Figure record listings
START
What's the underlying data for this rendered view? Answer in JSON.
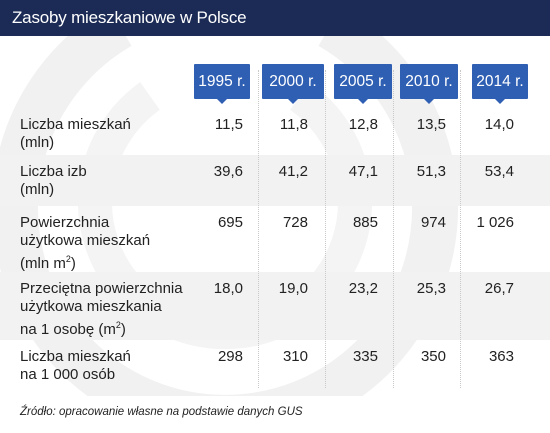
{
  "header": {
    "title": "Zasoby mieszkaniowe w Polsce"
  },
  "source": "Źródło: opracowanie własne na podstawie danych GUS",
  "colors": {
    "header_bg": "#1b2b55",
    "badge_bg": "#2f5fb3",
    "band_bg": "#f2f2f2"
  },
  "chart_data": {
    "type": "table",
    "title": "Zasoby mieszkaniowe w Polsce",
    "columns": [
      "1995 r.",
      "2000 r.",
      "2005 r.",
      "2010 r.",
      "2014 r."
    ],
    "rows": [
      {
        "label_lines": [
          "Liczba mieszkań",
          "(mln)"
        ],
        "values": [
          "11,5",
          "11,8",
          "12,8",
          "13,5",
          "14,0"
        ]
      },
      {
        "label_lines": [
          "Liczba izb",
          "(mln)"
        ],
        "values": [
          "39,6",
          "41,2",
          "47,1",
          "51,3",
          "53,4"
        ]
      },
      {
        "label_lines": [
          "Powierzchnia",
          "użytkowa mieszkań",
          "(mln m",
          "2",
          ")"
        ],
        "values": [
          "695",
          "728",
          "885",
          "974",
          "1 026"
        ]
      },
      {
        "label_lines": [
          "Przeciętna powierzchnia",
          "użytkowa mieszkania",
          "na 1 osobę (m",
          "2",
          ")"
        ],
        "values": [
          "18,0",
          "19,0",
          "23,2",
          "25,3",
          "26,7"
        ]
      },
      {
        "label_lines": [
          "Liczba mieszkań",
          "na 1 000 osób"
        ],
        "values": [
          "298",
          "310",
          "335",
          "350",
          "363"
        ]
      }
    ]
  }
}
END
START
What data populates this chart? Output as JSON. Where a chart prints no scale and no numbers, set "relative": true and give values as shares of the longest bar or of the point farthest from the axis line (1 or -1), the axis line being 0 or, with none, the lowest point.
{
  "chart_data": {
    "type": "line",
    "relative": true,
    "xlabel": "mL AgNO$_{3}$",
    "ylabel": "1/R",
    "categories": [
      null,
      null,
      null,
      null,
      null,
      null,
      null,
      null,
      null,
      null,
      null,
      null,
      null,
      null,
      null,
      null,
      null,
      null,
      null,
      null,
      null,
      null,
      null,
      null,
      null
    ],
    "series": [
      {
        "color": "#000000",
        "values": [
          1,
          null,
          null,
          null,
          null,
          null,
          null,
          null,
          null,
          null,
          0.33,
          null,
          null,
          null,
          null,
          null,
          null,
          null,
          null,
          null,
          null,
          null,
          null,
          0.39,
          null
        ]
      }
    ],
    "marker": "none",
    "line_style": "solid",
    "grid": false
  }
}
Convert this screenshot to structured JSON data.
END
▶ **JOB**: In the material above, locate the line containing "What data populates" and the line containing "Convert this screenshot". Transcribe exactly those two lines and every line between them, and nothing more.

▶ **RESULT FOR THIS TASK**:
What data populates this chart? Output as JSON. Where a chart prints no scale and no numbers, set "relative": true and give values as shares of the longest bar or of the point farthest from the axis line (1 or -1), the axis line being 0 or, with none, the lowest point.
{
  "chart_data": {
    "type": "line",
    "relative": true,
    "xlabel": "mL AgNO$_{3}$",
    "ylabel": "1/R",
    "categories": [
      null,
      null,
      null,
      null,
      null,
      null,
      null,
      null,
      null,
      null,
      null,
      null,
      null,
      null,
      null,
      null,
      null,
      null,
      null,
      null,
      null,
      null,
      null,
      null,
      null
    ],
    "series": [
      {
        "color": "#000000",
        "values": [
          1,
          null,
          null,
          null,
          null,
          null,
          null,
          null,
          null,
          null,
          0.33,
          null,
          null,
          null,
          null,
          null,
          null,
          null,
          null,
          null,
          null,
          null,
          null,
          0.39,
          null
        ]
      }
    ],
    "marker": "none",
    "line_style": "solid",
    "grid": false
  }
}
Convert this screenshot to structured JSON data.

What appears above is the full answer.